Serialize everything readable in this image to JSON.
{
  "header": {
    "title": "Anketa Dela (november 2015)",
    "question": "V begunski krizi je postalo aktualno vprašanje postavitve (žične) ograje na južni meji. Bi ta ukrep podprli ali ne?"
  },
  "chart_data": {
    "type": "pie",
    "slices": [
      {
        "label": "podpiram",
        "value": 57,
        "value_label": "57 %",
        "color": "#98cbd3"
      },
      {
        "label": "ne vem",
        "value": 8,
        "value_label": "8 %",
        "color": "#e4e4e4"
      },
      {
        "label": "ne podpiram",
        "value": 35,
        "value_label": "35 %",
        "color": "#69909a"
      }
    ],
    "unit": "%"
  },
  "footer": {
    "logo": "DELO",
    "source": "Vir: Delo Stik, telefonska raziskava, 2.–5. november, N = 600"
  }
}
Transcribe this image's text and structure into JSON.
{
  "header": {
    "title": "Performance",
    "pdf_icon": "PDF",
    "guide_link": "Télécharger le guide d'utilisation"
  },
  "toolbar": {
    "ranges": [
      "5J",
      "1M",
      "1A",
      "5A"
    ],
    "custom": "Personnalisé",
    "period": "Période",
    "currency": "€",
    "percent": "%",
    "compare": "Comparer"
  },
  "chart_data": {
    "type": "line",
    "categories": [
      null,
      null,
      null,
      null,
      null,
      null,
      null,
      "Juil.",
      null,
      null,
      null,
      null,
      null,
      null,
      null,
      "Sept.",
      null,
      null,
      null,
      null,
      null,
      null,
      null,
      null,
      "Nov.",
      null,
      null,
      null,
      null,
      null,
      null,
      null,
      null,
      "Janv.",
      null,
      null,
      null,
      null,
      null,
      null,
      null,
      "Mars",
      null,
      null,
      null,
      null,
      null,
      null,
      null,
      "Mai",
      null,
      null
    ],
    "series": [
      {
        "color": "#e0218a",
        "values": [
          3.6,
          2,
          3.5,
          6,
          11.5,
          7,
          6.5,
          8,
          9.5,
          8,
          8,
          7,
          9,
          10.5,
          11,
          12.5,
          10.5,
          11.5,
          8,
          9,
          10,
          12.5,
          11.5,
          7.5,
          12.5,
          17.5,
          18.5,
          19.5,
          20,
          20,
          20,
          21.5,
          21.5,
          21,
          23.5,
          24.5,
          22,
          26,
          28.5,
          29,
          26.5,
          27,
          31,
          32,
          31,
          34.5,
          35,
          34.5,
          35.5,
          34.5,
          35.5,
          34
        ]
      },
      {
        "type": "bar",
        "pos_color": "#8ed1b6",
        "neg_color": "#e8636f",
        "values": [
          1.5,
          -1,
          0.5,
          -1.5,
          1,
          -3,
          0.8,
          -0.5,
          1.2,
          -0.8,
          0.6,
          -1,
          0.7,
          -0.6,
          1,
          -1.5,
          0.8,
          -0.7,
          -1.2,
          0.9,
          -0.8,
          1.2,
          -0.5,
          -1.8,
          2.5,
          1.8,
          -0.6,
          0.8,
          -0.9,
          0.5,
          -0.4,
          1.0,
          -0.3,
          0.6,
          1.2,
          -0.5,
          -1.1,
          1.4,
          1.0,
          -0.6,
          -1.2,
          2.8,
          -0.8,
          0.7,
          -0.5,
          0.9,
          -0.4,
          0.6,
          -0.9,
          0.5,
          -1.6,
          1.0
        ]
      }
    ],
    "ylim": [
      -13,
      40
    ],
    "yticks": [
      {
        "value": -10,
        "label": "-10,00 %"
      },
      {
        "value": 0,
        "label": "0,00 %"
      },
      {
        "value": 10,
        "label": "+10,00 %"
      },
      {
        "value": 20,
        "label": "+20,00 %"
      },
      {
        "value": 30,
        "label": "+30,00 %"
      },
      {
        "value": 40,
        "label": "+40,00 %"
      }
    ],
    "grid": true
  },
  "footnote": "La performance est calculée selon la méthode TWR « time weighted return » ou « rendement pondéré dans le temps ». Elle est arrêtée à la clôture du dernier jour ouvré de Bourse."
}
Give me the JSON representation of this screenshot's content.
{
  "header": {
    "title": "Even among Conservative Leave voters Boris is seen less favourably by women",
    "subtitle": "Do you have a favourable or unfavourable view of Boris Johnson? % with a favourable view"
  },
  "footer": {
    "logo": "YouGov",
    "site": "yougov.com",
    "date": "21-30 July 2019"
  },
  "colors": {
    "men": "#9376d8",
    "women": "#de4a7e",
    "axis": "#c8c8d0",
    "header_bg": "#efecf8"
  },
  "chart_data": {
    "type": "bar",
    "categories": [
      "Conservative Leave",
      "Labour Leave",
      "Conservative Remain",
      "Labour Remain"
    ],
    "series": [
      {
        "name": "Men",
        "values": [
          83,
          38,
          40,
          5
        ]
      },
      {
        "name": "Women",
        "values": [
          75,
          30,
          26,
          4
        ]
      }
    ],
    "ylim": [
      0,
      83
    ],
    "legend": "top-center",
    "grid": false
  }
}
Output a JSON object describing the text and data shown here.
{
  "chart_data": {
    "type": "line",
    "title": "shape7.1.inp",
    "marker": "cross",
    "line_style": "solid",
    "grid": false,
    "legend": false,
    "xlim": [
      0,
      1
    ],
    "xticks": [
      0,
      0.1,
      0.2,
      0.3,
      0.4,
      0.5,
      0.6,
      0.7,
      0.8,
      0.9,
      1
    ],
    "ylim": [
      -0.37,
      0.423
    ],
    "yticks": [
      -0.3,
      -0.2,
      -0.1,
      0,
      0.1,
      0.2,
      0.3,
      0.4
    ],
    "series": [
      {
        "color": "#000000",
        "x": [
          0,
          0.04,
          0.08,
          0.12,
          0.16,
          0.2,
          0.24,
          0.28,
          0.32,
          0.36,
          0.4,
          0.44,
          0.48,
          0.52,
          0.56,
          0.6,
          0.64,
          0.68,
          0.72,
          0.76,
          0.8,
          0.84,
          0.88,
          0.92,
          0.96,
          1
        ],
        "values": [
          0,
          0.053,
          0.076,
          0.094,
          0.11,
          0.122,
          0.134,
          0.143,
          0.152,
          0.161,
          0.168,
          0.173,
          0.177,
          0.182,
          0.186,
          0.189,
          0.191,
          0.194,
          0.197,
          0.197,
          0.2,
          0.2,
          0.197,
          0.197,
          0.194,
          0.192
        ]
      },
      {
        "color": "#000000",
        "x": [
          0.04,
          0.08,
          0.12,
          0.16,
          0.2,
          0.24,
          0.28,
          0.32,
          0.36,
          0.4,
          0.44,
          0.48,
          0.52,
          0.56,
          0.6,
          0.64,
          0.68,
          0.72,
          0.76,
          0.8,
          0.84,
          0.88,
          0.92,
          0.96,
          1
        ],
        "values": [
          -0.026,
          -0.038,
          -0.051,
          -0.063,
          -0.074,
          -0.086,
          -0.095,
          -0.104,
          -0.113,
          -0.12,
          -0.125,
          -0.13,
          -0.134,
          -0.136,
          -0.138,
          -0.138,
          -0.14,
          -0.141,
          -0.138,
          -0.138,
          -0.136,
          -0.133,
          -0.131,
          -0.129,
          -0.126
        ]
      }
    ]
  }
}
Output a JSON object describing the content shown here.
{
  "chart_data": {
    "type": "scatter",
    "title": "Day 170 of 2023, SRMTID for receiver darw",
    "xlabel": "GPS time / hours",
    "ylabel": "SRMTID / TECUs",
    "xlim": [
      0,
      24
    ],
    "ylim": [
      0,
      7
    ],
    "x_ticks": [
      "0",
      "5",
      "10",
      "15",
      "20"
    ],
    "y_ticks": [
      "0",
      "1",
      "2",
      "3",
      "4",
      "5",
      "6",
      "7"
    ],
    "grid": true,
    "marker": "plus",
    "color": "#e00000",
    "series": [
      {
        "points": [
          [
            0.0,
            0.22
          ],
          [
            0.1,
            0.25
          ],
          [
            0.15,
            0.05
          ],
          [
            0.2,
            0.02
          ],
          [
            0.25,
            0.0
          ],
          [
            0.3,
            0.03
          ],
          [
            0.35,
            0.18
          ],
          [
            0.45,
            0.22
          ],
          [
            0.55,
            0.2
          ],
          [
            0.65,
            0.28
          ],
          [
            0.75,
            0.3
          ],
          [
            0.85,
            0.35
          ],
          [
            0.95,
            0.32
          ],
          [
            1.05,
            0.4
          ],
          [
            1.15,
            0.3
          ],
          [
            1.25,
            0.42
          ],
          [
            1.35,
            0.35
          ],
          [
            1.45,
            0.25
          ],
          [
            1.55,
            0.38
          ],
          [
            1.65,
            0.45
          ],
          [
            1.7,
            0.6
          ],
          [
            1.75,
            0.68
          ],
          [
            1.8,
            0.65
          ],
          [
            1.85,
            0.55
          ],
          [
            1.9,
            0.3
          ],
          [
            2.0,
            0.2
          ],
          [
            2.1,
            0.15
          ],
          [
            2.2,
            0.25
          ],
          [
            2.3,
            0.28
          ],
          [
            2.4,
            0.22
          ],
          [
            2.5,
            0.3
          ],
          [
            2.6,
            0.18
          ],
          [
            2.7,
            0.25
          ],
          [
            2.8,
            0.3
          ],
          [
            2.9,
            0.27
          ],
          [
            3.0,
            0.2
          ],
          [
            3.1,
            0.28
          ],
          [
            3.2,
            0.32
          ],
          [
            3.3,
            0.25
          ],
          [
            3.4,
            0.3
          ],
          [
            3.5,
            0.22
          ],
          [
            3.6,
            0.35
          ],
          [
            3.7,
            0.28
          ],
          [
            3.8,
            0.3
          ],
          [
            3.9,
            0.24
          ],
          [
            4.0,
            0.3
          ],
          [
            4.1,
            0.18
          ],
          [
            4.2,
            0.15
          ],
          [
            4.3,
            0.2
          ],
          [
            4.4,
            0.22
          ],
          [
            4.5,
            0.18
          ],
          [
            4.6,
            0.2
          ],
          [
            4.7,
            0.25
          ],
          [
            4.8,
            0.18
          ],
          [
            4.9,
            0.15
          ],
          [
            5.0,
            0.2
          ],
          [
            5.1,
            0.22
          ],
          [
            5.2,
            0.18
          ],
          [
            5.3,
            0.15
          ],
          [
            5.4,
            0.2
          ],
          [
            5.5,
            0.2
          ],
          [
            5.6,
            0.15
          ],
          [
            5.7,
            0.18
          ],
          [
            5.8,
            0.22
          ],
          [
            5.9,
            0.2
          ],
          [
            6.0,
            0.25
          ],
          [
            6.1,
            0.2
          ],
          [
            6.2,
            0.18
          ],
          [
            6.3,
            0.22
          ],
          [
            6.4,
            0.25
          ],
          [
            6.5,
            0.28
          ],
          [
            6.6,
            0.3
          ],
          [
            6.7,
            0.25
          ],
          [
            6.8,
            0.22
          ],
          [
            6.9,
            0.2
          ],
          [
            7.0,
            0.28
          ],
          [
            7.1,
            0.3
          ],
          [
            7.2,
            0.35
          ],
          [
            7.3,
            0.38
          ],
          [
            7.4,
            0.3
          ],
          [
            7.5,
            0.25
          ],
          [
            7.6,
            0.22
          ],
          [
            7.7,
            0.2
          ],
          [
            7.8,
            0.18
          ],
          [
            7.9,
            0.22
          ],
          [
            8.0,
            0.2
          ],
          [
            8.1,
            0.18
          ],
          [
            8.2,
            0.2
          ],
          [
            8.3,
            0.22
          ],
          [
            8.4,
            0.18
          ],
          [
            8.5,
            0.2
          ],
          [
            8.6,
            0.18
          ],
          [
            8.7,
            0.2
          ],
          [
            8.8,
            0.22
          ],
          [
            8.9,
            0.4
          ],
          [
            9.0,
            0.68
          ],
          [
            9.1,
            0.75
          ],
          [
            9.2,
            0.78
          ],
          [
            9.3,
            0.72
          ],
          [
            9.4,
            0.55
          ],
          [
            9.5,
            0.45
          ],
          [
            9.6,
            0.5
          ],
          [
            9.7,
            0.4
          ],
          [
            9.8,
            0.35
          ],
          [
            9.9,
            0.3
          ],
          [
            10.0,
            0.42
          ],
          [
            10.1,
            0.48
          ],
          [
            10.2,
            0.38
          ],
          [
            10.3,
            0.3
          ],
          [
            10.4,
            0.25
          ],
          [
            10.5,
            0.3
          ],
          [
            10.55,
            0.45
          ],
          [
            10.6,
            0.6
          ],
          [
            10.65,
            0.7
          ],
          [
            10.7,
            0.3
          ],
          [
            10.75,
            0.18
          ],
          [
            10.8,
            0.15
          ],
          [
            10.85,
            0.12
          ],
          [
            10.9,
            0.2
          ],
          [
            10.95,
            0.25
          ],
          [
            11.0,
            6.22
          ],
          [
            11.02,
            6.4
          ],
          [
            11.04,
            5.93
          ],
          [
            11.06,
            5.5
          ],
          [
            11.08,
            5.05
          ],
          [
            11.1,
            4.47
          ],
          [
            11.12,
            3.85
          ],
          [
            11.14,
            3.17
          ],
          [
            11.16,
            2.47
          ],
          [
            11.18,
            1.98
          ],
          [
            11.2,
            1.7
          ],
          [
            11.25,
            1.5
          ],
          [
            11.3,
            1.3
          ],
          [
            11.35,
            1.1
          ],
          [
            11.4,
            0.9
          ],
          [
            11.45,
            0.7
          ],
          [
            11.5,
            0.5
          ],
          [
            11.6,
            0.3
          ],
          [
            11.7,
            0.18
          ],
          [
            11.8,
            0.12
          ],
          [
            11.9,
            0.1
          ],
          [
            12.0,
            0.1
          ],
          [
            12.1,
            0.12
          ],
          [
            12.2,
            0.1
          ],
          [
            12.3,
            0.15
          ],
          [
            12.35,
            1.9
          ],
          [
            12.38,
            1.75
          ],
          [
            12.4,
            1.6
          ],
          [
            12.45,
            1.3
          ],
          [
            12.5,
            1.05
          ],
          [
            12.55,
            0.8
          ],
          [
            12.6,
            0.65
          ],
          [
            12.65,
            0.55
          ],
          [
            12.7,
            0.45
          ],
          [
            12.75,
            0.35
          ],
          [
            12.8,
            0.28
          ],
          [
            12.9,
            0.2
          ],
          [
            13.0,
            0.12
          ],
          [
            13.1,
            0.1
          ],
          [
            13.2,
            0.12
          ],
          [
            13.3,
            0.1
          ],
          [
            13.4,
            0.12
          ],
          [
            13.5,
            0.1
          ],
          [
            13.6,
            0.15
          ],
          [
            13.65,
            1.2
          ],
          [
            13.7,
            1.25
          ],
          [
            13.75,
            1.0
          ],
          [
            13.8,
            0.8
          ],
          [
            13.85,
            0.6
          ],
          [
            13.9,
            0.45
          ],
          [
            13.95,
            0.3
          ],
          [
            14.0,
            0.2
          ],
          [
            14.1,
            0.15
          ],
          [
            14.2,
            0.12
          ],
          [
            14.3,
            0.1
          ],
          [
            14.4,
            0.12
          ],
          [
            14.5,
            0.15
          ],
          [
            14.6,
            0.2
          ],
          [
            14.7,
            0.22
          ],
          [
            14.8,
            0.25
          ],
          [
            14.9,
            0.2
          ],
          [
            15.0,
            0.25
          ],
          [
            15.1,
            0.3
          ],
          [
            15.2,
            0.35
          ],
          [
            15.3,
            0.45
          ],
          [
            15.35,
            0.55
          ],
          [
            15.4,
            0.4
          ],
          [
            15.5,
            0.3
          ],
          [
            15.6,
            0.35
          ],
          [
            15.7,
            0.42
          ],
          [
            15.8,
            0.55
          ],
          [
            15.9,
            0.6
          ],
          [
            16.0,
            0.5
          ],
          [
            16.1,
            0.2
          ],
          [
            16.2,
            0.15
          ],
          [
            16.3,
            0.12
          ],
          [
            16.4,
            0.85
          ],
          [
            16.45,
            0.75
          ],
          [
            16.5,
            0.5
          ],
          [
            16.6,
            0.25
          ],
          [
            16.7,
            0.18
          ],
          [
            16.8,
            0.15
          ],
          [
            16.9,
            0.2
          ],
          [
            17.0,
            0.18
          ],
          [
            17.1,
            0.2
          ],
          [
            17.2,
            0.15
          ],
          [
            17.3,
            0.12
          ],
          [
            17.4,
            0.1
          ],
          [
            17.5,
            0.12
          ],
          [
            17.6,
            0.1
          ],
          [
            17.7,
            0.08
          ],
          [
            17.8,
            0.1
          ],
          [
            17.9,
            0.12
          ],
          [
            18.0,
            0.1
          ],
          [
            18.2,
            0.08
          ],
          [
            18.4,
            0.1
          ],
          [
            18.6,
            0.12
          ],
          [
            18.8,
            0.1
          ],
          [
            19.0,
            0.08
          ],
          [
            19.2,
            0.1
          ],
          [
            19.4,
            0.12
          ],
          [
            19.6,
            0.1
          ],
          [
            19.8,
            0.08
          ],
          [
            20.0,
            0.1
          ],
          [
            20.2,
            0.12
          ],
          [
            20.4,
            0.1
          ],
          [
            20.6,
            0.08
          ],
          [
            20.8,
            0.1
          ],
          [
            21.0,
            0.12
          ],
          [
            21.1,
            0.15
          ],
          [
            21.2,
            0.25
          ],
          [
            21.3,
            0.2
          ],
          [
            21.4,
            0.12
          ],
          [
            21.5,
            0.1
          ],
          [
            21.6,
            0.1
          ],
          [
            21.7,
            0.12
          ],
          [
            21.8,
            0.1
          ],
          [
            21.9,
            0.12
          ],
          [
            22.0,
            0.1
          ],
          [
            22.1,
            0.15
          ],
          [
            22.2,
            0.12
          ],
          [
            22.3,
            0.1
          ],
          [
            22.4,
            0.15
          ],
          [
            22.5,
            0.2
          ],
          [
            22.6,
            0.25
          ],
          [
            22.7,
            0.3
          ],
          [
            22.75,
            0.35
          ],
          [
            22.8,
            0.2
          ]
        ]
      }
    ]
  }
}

::::::::::

WRITTEN REQUEST
State the number of lines in the records that contain the string "object", and nothing more.

RESPONSE FOR THIS EXERCISE
2